◆ Stated problem
Copy out each line that includes the word "Total".
>> START Data extract
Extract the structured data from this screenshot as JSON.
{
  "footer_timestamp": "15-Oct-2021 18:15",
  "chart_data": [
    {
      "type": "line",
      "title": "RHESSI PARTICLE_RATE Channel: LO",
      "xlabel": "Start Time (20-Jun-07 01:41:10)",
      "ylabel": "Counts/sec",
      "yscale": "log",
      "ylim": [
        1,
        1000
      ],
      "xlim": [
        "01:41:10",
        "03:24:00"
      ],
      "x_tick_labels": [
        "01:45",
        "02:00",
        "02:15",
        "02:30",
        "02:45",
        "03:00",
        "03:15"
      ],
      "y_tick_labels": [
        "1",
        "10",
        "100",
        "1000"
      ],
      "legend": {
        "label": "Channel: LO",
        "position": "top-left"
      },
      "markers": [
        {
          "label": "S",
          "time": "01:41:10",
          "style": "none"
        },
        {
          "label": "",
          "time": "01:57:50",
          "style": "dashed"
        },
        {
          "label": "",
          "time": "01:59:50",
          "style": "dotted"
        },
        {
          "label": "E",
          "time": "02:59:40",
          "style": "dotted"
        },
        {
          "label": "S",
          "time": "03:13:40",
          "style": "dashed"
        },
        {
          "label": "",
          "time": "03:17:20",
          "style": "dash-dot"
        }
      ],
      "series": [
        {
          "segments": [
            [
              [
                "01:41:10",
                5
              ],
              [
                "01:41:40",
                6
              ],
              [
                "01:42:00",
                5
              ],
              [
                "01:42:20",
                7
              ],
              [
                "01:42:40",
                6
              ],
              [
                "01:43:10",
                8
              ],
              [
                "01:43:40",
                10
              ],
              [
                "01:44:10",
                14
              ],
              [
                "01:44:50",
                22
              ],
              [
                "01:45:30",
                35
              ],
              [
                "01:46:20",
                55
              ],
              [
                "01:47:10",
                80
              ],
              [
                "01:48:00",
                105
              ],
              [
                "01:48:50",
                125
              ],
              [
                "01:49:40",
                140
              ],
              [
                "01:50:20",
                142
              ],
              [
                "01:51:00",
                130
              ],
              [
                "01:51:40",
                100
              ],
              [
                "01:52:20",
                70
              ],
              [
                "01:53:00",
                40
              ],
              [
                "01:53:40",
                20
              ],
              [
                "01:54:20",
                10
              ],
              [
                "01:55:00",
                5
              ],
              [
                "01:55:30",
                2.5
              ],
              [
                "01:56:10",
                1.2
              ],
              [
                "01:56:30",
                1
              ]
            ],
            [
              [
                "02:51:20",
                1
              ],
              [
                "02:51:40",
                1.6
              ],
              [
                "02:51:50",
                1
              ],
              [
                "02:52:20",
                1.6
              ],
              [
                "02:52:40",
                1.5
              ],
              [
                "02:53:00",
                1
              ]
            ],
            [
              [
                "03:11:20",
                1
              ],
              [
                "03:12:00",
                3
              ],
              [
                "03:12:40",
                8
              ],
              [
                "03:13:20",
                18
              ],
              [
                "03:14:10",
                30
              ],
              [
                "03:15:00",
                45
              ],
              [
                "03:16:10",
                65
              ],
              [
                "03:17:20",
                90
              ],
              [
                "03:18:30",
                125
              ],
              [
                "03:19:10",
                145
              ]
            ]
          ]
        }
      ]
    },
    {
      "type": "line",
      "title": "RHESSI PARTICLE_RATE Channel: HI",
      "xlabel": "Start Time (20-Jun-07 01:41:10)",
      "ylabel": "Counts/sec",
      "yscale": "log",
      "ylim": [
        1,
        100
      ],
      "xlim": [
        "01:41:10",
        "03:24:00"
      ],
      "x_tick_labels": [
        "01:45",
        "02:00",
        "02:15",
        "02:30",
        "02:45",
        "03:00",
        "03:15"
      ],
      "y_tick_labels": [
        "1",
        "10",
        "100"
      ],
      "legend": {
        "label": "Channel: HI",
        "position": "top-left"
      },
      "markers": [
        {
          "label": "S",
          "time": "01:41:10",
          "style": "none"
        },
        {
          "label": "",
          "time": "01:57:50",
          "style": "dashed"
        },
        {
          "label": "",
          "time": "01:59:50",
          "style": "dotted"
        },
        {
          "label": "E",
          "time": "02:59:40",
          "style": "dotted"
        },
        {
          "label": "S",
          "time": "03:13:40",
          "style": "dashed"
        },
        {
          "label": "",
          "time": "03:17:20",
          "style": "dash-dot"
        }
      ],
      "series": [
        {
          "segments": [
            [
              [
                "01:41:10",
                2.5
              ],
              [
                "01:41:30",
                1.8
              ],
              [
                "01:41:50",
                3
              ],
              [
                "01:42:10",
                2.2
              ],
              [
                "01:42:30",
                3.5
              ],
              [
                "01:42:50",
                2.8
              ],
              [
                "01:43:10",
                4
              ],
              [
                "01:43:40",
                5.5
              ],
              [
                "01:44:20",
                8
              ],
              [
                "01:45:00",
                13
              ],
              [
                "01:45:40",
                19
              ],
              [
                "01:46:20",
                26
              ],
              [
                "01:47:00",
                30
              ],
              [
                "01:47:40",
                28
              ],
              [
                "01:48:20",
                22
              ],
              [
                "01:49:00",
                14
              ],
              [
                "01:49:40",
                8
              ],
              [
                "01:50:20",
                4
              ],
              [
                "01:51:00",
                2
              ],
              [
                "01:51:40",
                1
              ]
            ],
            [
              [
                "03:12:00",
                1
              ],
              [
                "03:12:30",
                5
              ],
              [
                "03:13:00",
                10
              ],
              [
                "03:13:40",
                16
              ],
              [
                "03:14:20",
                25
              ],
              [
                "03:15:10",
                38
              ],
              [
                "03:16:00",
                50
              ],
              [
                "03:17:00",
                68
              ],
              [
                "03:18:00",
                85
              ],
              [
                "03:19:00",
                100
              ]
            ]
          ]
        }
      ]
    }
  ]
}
>> END Data extract
>> START Data extract
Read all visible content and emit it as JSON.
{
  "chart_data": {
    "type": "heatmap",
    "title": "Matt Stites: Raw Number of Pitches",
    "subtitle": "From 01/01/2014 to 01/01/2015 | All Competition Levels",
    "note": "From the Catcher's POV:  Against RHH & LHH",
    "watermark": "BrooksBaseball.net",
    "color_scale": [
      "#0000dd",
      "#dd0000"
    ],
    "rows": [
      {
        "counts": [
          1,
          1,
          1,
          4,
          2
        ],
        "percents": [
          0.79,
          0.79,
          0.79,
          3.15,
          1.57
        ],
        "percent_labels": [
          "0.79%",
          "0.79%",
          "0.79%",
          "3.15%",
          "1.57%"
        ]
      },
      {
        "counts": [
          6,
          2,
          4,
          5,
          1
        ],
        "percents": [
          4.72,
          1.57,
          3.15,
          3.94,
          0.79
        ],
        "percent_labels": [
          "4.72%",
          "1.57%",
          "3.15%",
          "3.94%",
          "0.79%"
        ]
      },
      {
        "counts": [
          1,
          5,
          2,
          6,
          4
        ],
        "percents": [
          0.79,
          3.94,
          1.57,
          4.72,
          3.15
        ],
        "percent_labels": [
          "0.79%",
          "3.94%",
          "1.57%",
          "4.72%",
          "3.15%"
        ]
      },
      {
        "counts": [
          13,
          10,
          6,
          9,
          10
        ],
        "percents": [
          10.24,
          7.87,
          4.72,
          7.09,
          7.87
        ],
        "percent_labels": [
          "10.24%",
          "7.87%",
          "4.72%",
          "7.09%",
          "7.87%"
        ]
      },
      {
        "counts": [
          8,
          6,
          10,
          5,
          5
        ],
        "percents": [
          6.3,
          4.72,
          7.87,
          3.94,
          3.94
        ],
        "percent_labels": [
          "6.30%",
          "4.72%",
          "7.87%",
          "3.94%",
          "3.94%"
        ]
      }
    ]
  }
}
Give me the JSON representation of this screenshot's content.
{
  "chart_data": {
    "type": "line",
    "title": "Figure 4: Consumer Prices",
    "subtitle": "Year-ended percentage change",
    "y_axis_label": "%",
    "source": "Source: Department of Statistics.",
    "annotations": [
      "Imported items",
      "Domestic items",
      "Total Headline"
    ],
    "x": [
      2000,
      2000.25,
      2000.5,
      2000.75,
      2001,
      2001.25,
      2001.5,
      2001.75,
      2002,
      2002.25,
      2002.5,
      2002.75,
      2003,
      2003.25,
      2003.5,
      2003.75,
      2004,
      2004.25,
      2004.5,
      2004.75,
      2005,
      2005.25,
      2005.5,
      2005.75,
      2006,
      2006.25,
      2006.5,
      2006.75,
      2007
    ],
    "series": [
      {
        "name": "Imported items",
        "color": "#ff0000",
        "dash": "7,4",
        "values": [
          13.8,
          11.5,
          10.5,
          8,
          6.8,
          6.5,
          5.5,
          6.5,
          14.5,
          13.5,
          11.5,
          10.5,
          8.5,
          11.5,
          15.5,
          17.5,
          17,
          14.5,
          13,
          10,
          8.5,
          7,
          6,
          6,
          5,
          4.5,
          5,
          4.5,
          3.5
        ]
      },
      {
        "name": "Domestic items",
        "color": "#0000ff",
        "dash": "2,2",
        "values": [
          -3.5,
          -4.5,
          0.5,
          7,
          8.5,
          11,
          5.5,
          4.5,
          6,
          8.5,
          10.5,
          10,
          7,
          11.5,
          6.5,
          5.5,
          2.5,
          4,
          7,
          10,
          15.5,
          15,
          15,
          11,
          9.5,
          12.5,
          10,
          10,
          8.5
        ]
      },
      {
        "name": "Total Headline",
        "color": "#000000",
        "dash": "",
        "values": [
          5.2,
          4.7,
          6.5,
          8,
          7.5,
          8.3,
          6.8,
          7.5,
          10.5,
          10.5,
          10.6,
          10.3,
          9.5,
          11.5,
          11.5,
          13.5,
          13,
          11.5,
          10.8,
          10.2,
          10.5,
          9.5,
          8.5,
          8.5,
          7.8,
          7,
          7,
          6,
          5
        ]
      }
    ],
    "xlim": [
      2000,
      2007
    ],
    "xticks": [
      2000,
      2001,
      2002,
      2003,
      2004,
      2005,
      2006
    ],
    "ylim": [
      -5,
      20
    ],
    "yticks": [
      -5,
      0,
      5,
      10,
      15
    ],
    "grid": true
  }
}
>> END Data extract
◆ Solution
      "Total Headline"
        "name": "Total Headline",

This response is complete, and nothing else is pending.